• What you will do:
In your copy, repeat the records exactly and leave out the pictures.

• Data rows:
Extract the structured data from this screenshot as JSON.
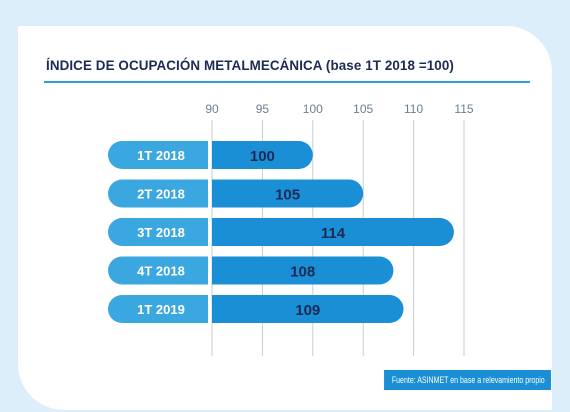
{
  "chart_data": {
    "type": "bar",
    "orientation": "horizontal",
    "title": "ÍNDICE DE OCUPACIÓN METALMECÁNICA (base 1T 2018 =100)",
    "categories": [
      "1T 2018",
      "2T 2018",
      "3T 2018",
      "4T 2018",
      "1T 2019"
    ],
    "values": [
      100,
      105,
      114,
      108,
      109
    ],
    "value_labels": [
      "100",
      "105",
      "114",
      "108",
      "109"
    ],
    "xticks": [
      90,
      95,
      100,
      105,
      110,
      115
    ],
    "xtick_labels": [
      "90",
      "95",
      "100",
      "105",
      "110",
      "115"
    ],
    "xlim": [
      90,
      115
    ],
    "xlabel": "",
    "ylabel": "",
    "grid": "vertical",
    "colors": {
      "label_bg": "#3aa7e0",
      "bar": "#1a8fd6",
      "bar_text": "#1c2a55",
      "label_text": "#ffffff",
      "grid": "#c7cdd3",
      "tick_text": "#6a7f92"
    }
  },
  "source": "Fuente: ASINMET en base a relevamiento propio"
}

• Answer below:
Extract the structured data from this screenshot as JSON.
{
  "chart_data": {
    "type": "bar",
    "orientation": "horizontal",
    "title": "ÍNDICE DE OCUPACIÓN METALMECÁNICA (base 1T 2018 =100)",
    "categories": [
      "1T 2018",
      "2T 2018",
      "3T 2018",
      "4T 2018",
      "1T 2019"
    ],
    "values": [
      100,
      105,
      114,
      108,
      109
    ],
    "value_labels": [
      "100",
      "105",
      "114",
      "108",
      "109"
    ],
    "xticks": [
      90,
      95,
      100,
      105,
      110,
      115
    ],
    "xtick_labels": [
      "90",
      "95",
      "100",
      "105",
      "110",
      "115"
    ],
    "xlim": [
      90,
      115
    ],
    "xlabel": "",
    "ylabel": "",
    "grid": "vertical",
    "colors": {
      "label_bg": "#3aa7e0",
      "bar": "#1a8fd6",
      "bar_text": "#1c2a55",
      "label_text": "#ffffff",
      "grid": "#c7cdd3",
      "tick_text": "#6a7f92"
    }
  },
  "source": "Fuente: ASINMET en base a relevamiento propio"
}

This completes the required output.